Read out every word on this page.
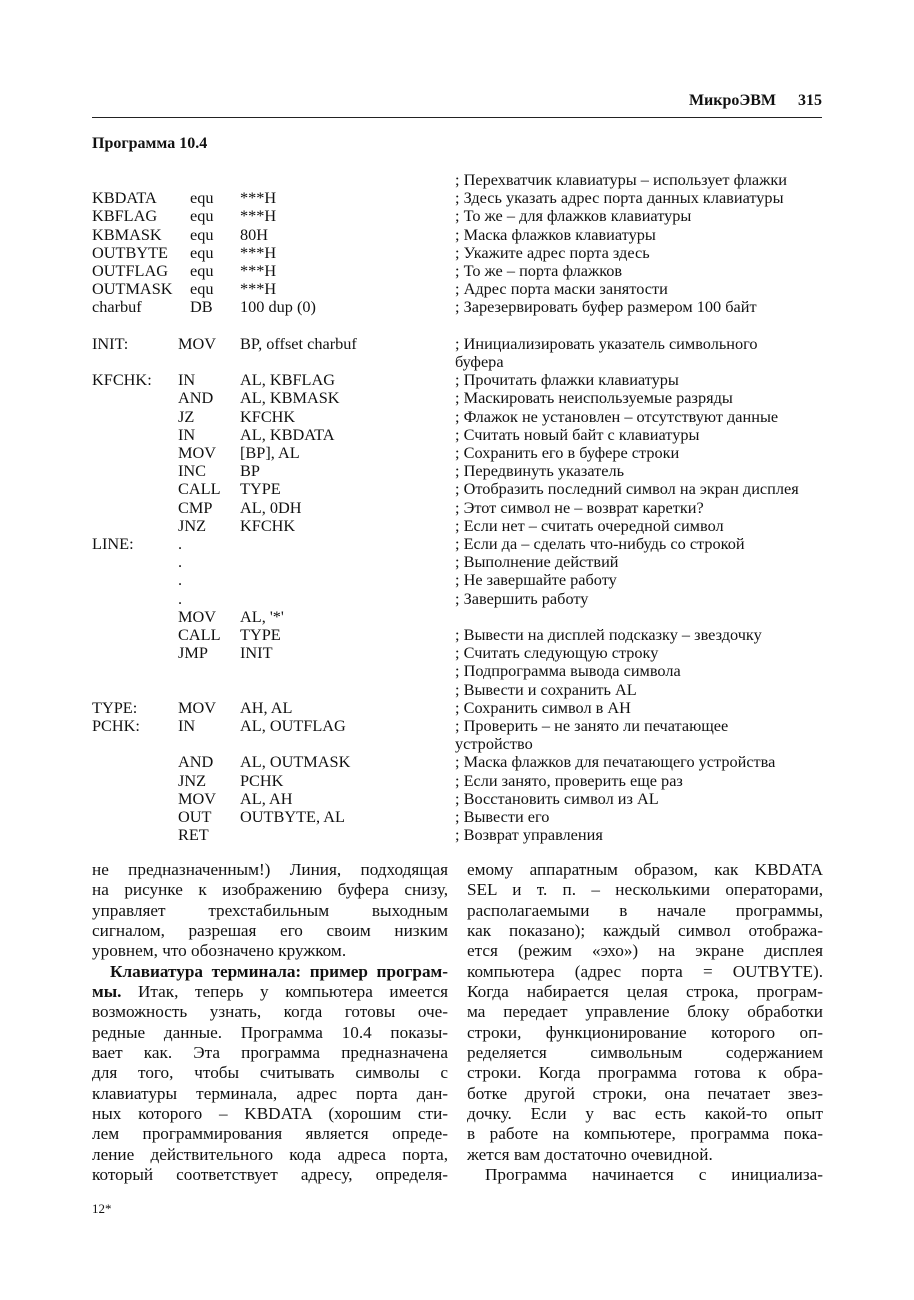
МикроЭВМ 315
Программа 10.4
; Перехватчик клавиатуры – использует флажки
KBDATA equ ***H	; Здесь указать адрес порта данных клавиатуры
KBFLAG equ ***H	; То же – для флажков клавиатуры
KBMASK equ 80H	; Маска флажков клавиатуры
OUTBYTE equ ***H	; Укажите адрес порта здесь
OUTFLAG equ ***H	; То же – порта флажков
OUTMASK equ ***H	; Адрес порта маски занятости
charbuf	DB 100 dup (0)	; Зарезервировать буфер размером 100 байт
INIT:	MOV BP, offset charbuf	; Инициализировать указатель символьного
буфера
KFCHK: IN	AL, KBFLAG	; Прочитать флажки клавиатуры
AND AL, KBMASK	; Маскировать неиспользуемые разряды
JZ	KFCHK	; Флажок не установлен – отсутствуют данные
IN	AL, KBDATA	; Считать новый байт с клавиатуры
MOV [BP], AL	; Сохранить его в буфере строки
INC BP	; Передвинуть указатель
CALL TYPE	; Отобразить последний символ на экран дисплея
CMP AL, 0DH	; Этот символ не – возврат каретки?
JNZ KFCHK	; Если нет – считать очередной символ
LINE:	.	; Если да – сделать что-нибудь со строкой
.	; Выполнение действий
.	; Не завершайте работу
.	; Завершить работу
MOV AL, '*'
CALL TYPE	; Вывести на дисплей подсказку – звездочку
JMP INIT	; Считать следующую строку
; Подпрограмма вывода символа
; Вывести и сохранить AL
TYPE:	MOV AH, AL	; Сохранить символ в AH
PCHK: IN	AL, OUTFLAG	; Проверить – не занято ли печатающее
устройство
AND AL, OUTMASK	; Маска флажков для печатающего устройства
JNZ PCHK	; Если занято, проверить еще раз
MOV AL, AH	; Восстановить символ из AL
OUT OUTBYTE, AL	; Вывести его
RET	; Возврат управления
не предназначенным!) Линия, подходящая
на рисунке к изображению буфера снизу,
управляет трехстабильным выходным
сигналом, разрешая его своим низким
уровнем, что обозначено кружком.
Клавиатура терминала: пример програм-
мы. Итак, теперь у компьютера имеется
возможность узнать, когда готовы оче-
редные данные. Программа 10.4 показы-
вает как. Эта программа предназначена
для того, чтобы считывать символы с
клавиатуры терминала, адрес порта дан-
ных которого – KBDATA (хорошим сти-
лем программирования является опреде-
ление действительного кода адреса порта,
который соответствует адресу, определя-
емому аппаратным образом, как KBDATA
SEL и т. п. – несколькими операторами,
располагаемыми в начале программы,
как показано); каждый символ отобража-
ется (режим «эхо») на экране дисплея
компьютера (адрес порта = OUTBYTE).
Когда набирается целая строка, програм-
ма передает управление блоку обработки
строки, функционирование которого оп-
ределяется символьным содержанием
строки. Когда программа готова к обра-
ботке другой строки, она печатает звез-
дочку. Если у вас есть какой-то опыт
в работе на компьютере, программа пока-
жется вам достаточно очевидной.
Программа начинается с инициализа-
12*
****************
Gather each line of the listing that holds the string "KBMASK".

• **SOLUTION FOR THIS EXERCISE**:
KBMASK equ 80H	; Маска флажков клавиатуры
AND AL, KBMASK	; Маскировать неиспользуемые разряды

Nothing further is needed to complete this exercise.